SHORT PROBLEM:
Set down every entry word for word. Omit the pictures.

PROVIDED RECORDS:
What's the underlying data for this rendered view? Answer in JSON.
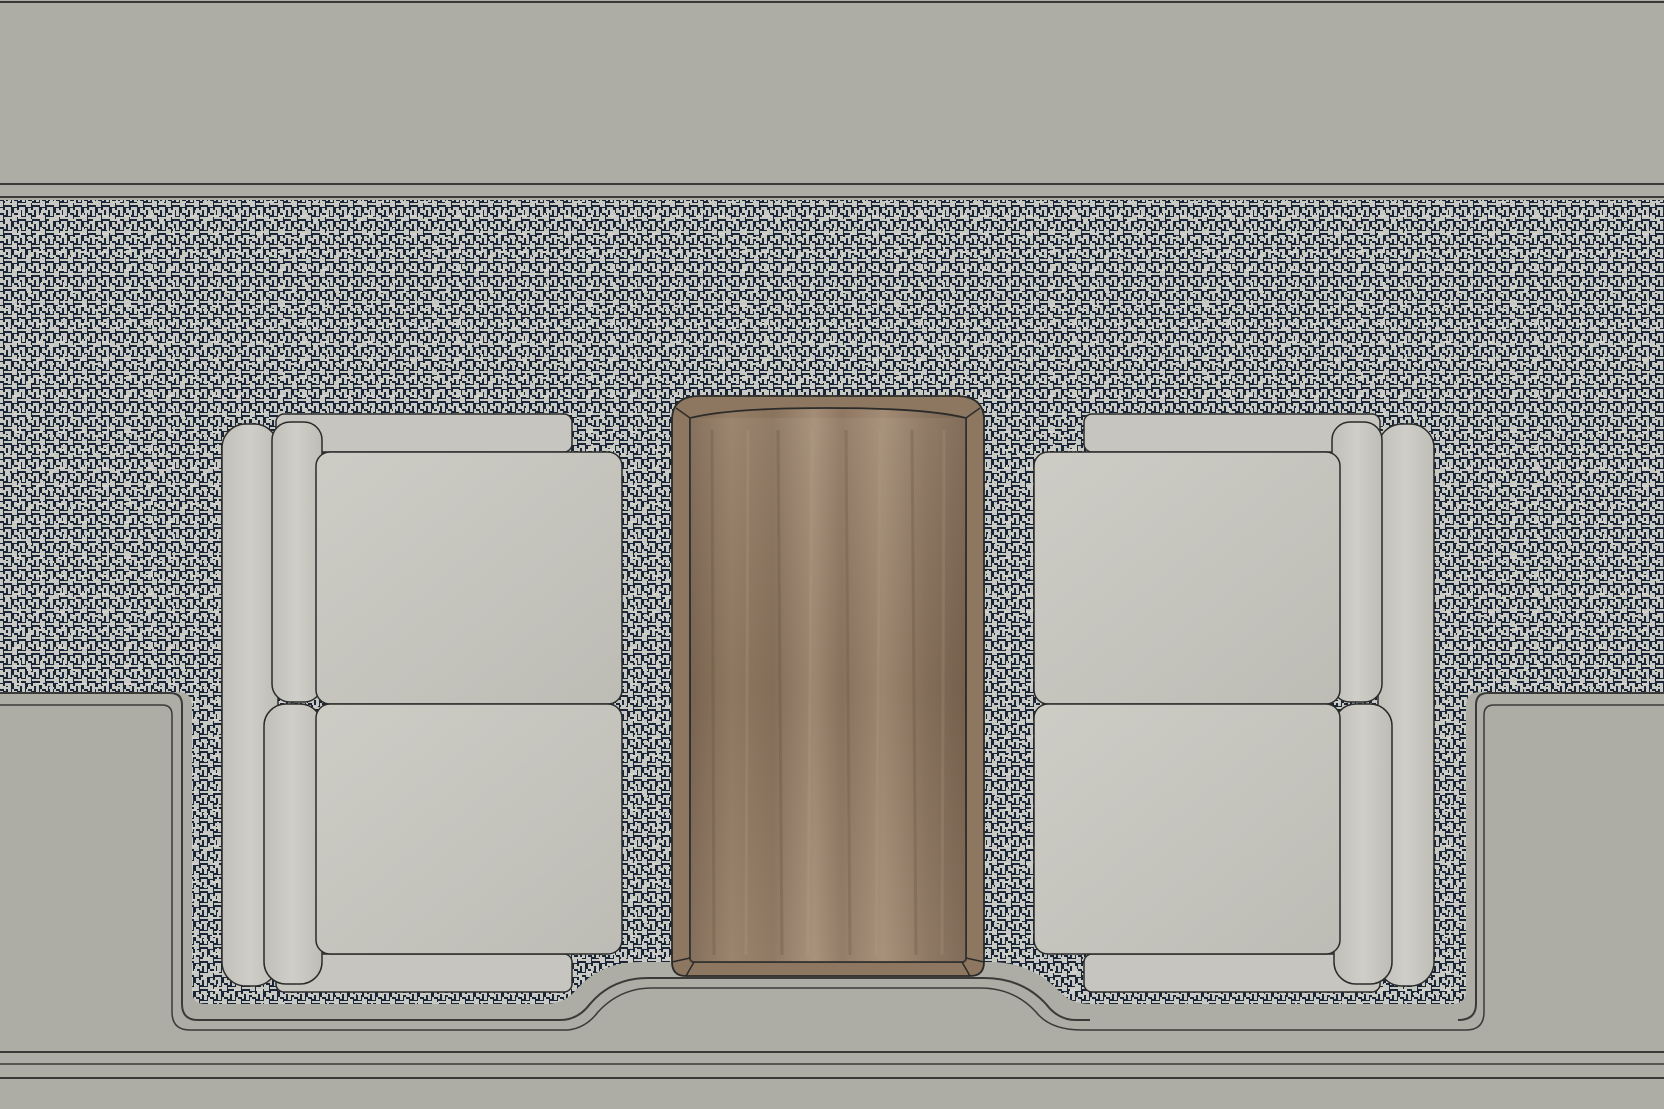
{
  "colors": {
    "wall": "#adaca5",
    "wall_edge": "#3a3a38",
    "carpet_dark": "#1a2538",
    "carpet_light": "#c9c9c4",
    "cushion": "#c3c2bb",
    "cushion_light": "#cfcec8",
    "arm": "#c7c6c0",
    "outline": "#2b2b2a",
    "wood_dark": "#7b6651",
    "wood_mid": "#957d65",
    "wood_light": "#a8917a"
  },
  "elements": {
    "rug": "carpet-rug",
    "table": "wood-table",
    "seat_left": "seat-left",
    "seat_right": "seat-right"
  }
}
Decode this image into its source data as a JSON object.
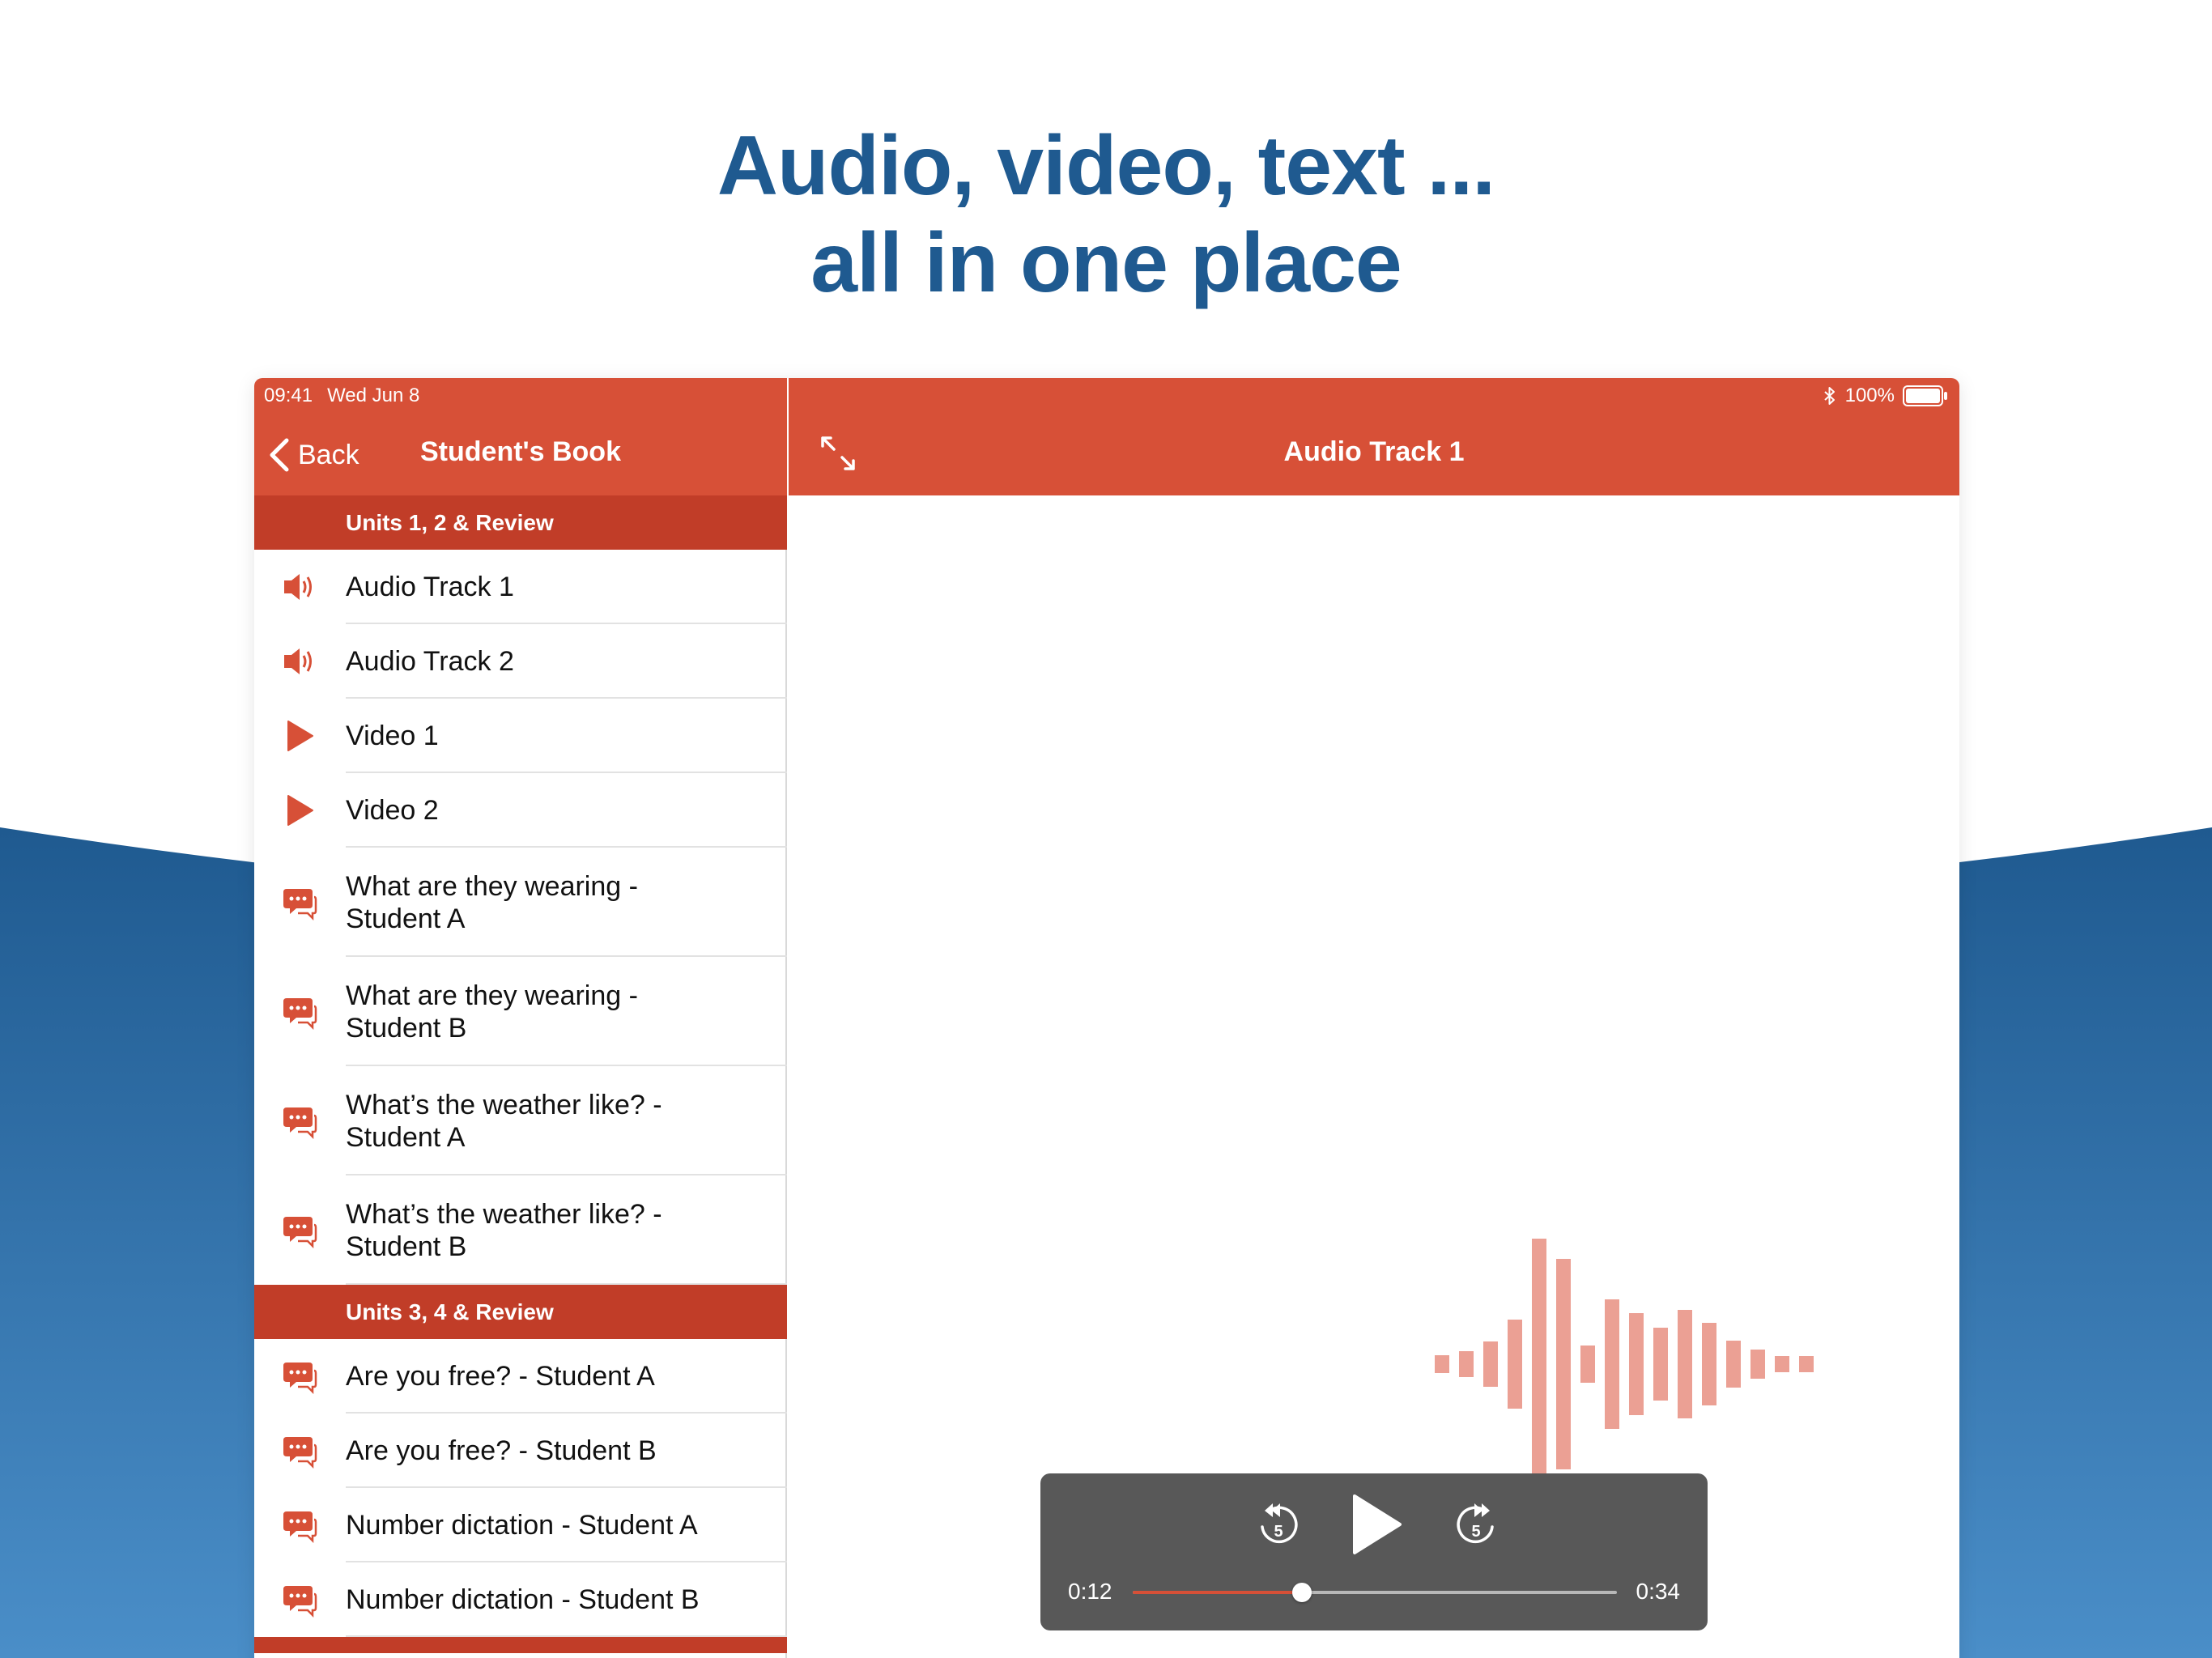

CORRECT ANSWER:
What's the underlying data for this rendered view? Answer in JSON.
{
  "colors": {
    "wall": "#adaca5",
    "wall_edge": "#3a3a38",
    "carpet_dark": "#1a2538",
    "carpet_light": "#c9c9c4",
    "cushion": "#c3c2bb",
    "cushion_light": "#cfcec8",
    "arm": "#c7c6c0",
    "outline": "#2b2b2a",
    "wood_dark": "#7b6651",
    "wood_mid": "#957d65",
    "wood_light": "#a8917a"
  },
  "elements": {
    "rug": "carpet-rug",
    "table": "wood-table",
    "seat_left": "seat-left",
    "seat_right": "seat-right"
  }
}
Decode this image into its source data as a JSON object.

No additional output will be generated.